Task: Revise the data from the line holding "X-axis label: Pression" through the line holding "What elements are", both included, so that "screenshot" becomes "image" and nothing else changes.

[Region and label listings]
---------------

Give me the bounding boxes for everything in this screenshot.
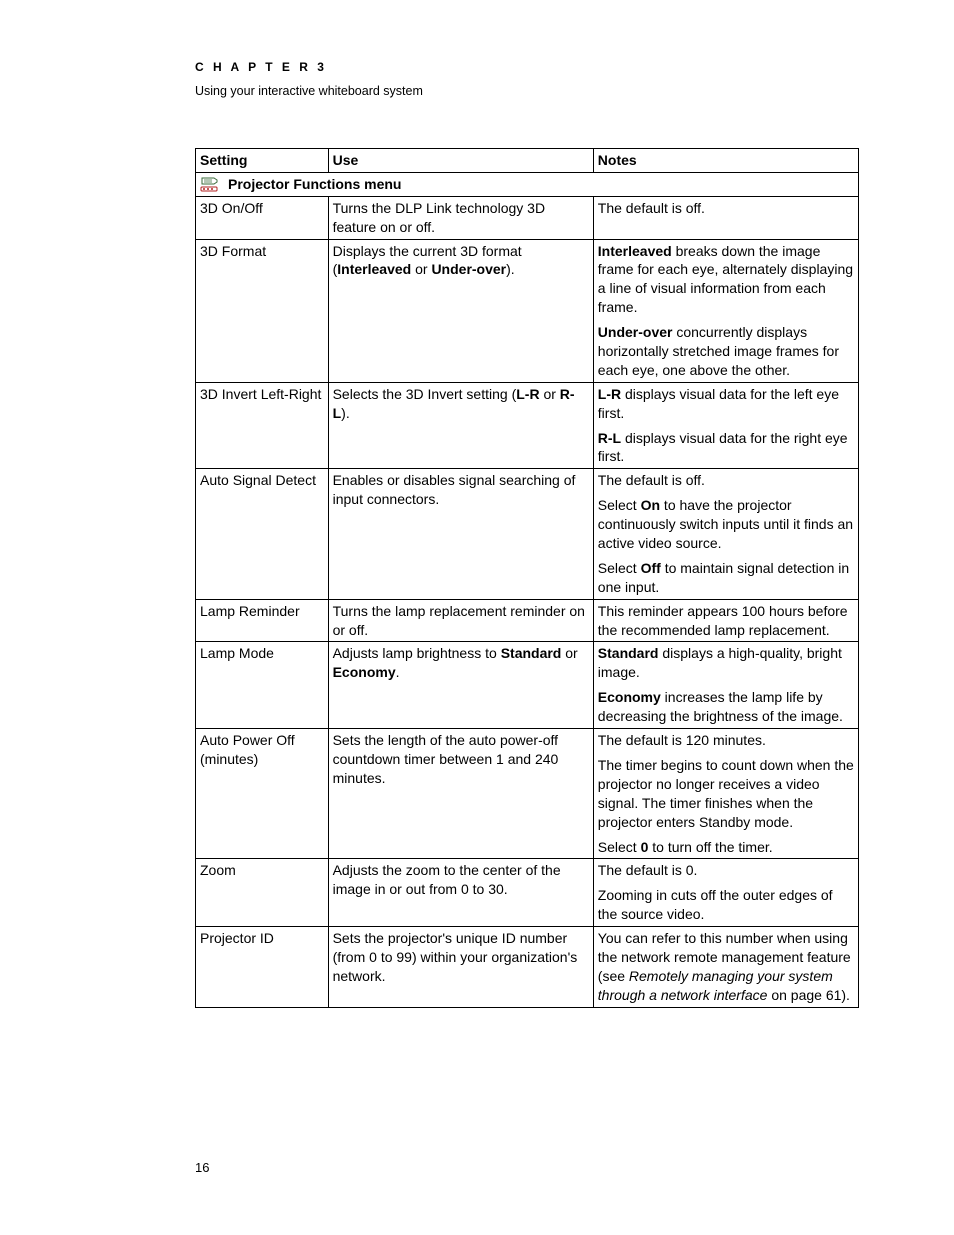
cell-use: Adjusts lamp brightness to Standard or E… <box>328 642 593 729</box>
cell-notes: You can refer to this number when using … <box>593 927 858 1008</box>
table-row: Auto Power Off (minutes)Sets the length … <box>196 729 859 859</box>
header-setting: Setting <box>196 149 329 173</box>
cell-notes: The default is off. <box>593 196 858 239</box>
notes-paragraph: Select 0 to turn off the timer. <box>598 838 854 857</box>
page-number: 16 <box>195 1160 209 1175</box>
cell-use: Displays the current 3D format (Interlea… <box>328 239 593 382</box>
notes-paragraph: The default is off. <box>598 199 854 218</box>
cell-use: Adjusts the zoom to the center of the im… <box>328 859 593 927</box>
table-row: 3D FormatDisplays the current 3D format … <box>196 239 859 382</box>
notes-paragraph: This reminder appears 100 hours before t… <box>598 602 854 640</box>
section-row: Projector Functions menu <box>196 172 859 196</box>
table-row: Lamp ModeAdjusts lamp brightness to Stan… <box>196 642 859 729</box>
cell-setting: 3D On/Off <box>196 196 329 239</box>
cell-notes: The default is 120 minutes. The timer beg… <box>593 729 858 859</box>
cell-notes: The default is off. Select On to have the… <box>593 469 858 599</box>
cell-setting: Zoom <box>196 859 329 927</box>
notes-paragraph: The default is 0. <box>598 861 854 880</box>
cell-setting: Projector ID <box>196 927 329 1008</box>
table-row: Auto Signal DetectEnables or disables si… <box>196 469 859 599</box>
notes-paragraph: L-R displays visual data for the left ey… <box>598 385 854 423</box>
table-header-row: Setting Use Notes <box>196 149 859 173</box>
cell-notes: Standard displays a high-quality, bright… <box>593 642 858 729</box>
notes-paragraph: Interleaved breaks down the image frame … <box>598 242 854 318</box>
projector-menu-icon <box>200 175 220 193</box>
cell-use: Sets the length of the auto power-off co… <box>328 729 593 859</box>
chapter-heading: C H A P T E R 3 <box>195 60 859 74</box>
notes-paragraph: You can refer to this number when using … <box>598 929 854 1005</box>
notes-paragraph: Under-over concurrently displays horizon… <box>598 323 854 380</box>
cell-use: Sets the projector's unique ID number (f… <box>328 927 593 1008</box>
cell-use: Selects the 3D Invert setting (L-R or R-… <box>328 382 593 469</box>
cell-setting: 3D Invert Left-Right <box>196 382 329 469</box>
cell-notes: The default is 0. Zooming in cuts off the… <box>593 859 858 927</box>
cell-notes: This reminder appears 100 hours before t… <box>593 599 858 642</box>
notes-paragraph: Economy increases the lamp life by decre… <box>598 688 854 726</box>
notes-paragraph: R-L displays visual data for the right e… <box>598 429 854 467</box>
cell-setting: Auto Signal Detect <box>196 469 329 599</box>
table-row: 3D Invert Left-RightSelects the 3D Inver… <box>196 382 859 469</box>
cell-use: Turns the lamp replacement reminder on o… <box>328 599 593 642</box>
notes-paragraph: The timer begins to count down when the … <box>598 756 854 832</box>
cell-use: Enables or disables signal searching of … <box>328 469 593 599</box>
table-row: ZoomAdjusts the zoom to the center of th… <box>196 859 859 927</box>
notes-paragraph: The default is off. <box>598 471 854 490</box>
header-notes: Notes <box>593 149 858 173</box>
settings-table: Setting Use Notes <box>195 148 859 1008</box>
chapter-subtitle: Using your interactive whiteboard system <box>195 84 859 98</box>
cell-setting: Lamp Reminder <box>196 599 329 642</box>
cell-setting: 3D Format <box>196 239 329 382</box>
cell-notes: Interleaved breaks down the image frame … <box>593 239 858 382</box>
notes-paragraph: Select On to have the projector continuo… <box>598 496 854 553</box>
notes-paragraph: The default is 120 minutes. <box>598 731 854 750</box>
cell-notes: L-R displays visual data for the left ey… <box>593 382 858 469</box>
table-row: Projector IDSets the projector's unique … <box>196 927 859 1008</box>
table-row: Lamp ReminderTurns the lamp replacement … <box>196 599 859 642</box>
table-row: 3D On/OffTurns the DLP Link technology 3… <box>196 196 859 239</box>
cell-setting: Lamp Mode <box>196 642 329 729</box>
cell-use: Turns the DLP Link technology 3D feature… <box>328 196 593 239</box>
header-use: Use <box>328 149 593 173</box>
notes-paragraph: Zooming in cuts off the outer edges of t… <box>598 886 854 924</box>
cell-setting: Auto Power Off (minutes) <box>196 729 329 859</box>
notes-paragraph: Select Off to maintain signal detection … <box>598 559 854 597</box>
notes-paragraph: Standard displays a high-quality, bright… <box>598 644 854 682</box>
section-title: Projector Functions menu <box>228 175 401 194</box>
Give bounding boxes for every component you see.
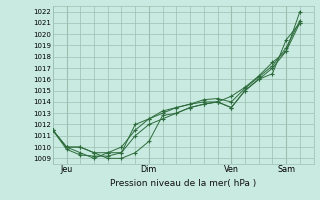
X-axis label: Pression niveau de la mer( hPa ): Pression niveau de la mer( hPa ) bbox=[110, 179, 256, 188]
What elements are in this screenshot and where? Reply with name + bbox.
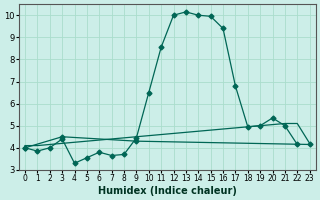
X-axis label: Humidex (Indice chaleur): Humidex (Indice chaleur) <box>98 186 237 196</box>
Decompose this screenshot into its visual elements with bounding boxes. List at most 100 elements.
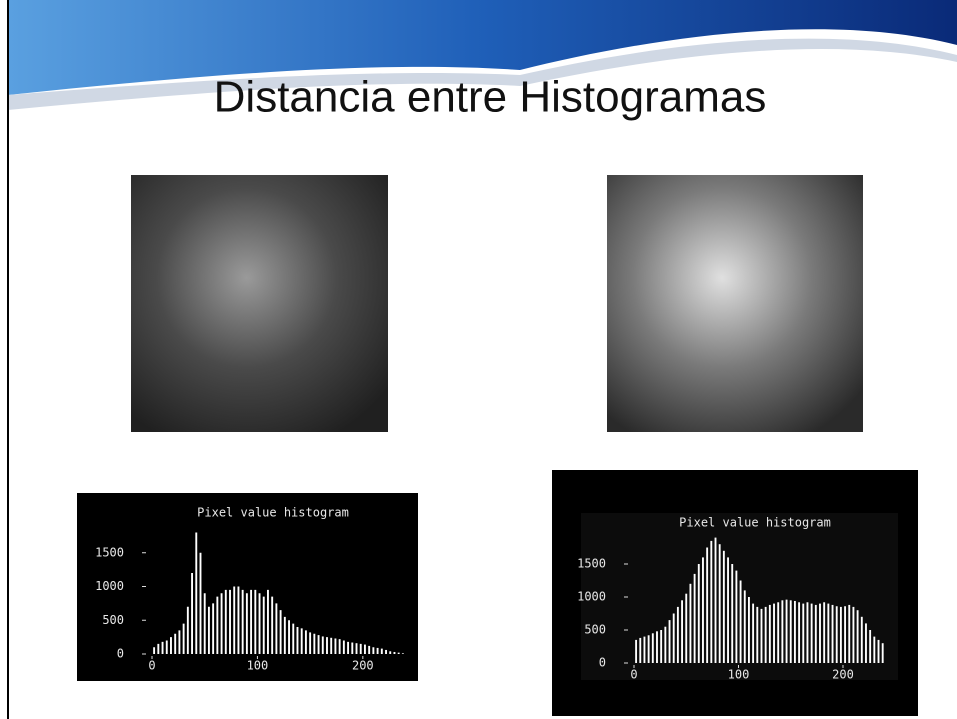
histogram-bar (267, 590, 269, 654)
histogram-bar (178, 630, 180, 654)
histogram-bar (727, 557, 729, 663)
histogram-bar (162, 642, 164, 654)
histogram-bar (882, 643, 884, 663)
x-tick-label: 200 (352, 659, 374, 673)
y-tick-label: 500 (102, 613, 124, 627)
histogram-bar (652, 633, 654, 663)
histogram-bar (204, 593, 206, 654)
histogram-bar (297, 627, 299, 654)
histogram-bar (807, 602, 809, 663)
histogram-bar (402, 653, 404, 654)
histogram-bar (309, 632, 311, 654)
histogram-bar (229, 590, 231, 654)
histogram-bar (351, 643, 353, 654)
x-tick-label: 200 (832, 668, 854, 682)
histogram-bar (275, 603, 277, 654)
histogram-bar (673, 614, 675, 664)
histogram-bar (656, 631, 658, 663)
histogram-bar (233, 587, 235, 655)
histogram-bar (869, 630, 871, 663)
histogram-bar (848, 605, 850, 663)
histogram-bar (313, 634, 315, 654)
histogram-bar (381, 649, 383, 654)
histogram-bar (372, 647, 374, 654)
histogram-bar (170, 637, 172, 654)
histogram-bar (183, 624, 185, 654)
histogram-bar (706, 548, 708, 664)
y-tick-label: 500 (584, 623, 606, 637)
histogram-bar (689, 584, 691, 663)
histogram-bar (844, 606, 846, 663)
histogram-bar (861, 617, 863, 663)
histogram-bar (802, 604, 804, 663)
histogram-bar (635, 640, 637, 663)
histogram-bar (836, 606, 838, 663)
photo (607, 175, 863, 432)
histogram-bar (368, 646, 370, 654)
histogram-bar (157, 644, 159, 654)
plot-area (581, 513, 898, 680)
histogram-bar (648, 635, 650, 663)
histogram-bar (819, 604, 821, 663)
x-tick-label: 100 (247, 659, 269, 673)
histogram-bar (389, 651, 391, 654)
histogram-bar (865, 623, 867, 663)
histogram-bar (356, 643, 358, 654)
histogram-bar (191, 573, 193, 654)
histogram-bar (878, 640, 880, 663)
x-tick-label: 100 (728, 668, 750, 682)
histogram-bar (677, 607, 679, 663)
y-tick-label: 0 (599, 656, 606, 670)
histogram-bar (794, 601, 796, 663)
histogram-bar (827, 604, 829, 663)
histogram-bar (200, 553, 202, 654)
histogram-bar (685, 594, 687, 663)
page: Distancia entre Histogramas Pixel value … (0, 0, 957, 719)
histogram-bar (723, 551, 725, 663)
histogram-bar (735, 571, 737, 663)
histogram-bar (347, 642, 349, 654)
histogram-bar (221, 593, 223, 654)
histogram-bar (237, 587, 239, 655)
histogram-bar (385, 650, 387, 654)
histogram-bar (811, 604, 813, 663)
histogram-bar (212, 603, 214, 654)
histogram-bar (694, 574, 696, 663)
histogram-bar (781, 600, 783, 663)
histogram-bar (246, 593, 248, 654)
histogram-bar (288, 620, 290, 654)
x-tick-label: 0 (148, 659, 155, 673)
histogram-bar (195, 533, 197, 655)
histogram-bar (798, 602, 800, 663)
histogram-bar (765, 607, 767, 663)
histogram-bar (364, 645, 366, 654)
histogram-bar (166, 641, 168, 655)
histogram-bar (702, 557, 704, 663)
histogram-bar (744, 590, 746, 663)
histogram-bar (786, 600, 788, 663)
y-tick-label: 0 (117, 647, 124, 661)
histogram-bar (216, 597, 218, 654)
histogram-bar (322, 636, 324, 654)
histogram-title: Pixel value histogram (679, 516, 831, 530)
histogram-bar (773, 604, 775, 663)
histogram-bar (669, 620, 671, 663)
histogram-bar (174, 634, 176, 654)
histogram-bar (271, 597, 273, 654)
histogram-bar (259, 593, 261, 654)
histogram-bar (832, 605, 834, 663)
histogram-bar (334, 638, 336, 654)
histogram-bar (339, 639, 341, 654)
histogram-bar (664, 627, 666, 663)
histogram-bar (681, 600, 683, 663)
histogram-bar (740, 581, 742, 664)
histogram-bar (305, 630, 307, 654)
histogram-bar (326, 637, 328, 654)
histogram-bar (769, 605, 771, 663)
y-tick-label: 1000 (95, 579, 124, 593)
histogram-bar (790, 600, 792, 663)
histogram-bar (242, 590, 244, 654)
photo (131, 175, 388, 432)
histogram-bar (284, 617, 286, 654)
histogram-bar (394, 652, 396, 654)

---------------

Answer below:
X-axis label: Pression niveau de la mer( hPa ): Pression niveau de la mer( hPa ) bbox=[110, 179, 256, 188]
What elements are in this image and where? Reply with name + bbox.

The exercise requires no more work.